* start MATERIAL PROVIDED *

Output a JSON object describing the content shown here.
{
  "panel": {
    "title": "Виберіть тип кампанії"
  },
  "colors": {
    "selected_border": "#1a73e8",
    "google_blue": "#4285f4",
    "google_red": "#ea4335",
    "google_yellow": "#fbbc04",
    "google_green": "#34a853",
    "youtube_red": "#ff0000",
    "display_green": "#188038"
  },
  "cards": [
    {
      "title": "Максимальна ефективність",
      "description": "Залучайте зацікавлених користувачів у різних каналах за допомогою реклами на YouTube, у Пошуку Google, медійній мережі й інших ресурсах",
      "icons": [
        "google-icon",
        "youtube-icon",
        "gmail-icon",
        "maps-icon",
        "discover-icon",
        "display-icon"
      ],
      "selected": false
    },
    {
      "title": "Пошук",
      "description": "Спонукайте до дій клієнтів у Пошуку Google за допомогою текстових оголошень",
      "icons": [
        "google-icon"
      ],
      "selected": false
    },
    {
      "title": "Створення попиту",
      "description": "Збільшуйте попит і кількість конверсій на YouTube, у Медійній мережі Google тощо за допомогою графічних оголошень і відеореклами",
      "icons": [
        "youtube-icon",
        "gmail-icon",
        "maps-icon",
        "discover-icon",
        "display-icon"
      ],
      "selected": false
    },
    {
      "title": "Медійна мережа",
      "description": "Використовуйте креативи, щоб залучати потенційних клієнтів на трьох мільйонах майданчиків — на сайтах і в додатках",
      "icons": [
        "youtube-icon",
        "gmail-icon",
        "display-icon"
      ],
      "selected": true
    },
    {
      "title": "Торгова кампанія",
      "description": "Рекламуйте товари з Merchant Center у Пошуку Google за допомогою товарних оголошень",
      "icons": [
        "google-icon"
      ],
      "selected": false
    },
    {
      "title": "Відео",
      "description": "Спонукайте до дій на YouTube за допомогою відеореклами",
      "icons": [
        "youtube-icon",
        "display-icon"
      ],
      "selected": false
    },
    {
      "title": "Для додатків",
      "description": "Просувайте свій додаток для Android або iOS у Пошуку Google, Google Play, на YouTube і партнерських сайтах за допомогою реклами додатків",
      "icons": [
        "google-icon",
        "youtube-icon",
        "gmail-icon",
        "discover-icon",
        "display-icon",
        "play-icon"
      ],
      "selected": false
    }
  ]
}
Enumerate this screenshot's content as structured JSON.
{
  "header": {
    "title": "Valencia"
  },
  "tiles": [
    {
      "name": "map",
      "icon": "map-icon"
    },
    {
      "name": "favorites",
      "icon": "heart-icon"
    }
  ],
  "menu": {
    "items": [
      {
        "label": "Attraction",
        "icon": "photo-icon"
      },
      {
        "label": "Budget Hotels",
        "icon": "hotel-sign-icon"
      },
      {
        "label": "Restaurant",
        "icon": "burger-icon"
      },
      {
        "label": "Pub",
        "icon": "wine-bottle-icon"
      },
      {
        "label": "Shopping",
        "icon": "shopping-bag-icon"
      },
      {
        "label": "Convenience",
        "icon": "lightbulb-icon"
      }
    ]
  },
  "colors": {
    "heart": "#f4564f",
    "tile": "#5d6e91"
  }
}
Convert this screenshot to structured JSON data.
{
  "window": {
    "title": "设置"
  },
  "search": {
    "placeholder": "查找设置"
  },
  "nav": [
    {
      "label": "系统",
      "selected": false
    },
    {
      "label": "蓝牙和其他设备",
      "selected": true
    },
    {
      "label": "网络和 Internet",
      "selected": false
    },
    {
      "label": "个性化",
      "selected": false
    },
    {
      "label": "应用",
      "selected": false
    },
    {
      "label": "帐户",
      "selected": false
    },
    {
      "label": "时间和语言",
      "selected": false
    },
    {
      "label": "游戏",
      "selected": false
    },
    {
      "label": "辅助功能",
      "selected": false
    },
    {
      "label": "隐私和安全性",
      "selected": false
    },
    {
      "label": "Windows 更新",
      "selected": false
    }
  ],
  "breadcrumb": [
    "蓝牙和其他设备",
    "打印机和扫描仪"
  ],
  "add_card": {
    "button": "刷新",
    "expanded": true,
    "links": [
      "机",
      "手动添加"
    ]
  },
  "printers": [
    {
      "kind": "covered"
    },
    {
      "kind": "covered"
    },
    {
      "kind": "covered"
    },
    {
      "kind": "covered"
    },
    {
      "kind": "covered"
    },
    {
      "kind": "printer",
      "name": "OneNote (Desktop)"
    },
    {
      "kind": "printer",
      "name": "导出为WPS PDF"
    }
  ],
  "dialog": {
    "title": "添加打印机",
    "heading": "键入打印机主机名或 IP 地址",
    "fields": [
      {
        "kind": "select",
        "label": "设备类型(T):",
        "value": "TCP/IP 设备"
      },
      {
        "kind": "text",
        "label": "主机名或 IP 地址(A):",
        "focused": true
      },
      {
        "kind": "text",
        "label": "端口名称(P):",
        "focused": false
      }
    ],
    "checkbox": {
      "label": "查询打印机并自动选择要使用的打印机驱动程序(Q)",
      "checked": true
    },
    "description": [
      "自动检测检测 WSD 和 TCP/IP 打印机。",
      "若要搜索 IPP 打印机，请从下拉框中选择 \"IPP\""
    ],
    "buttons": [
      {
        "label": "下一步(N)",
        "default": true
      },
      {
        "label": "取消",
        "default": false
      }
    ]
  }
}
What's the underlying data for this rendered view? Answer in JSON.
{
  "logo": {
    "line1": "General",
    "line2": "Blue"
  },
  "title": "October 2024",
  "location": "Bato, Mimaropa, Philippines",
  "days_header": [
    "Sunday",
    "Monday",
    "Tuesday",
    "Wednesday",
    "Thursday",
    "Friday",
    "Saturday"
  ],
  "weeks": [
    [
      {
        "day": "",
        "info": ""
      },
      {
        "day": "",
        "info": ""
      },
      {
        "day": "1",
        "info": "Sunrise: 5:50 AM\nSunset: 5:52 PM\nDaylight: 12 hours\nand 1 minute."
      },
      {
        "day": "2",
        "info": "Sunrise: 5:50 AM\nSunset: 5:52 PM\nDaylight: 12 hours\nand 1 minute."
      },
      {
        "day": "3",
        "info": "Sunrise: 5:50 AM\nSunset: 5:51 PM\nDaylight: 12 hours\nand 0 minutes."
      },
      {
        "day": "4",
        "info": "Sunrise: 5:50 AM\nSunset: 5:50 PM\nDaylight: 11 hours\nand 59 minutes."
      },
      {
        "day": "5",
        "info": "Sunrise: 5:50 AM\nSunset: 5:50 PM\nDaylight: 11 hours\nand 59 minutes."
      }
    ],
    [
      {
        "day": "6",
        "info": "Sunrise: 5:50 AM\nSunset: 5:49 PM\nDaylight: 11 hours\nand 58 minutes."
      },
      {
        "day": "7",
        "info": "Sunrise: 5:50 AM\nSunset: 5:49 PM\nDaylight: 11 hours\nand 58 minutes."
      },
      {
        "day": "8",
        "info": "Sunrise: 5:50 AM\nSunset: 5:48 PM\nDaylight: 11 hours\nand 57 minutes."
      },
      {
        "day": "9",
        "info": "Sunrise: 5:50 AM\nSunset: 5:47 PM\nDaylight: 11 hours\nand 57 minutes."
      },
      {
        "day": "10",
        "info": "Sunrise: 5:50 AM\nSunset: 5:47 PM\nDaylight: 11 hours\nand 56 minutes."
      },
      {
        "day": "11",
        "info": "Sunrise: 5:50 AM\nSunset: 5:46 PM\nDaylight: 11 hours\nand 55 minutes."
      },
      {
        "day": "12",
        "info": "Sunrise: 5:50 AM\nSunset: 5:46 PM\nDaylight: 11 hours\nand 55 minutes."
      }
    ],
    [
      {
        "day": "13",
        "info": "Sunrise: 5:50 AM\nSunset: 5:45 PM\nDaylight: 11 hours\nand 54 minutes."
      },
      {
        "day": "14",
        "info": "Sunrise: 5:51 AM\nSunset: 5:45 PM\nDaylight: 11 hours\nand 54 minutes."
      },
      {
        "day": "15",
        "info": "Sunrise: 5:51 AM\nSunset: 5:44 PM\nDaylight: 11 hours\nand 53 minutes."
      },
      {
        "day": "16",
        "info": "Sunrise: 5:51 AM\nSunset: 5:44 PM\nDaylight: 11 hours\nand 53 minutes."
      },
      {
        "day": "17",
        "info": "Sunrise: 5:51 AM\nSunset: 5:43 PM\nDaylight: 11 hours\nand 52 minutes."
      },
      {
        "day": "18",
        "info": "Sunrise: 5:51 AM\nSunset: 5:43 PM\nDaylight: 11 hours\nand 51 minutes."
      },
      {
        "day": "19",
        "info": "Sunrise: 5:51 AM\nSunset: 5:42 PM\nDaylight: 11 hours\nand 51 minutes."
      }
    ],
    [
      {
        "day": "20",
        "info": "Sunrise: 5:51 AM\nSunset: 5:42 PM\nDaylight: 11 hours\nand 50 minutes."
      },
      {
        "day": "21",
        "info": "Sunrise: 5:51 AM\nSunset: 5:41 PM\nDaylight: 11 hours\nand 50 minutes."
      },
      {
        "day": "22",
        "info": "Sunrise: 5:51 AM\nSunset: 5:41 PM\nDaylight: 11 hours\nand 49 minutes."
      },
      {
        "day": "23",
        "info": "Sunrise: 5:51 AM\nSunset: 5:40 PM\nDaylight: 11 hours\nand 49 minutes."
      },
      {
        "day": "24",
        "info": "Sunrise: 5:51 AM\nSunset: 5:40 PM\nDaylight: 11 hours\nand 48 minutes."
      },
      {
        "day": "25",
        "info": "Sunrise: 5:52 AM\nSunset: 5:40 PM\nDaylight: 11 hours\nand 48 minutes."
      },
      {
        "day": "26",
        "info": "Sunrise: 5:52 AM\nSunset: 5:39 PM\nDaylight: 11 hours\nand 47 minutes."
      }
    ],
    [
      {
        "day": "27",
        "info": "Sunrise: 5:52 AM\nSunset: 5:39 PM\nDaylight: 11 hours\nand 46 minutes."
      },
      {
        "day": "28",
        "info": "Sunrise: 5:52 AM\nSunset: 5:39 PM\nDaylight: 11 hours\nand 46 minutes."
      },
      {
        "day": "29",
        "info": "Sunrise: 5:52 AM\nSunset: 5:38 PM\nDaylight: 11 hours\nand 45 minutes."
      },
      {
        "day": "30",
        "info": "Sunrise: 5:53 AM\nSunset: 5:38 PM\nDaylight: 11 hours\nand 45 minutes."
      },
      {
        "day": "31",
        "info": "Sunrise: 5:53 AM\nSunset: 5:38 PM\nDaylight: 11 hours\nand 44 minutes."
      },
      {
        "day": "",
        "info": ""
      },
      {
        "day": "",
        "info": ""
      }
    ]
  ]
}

* end MATERIAL PROVIDED *

_WHAT TO DO_. Among the lines of the material, find those that hold the word "Спонукайте" and copy them.

_TASK OUTPUT_.
      "description": "Спонукайте до дій клієнтів у Пошуку Google за допомогою текстових оголошень",
      "description": "Спонукайте до дій на YouTube за допомогою відеореклами",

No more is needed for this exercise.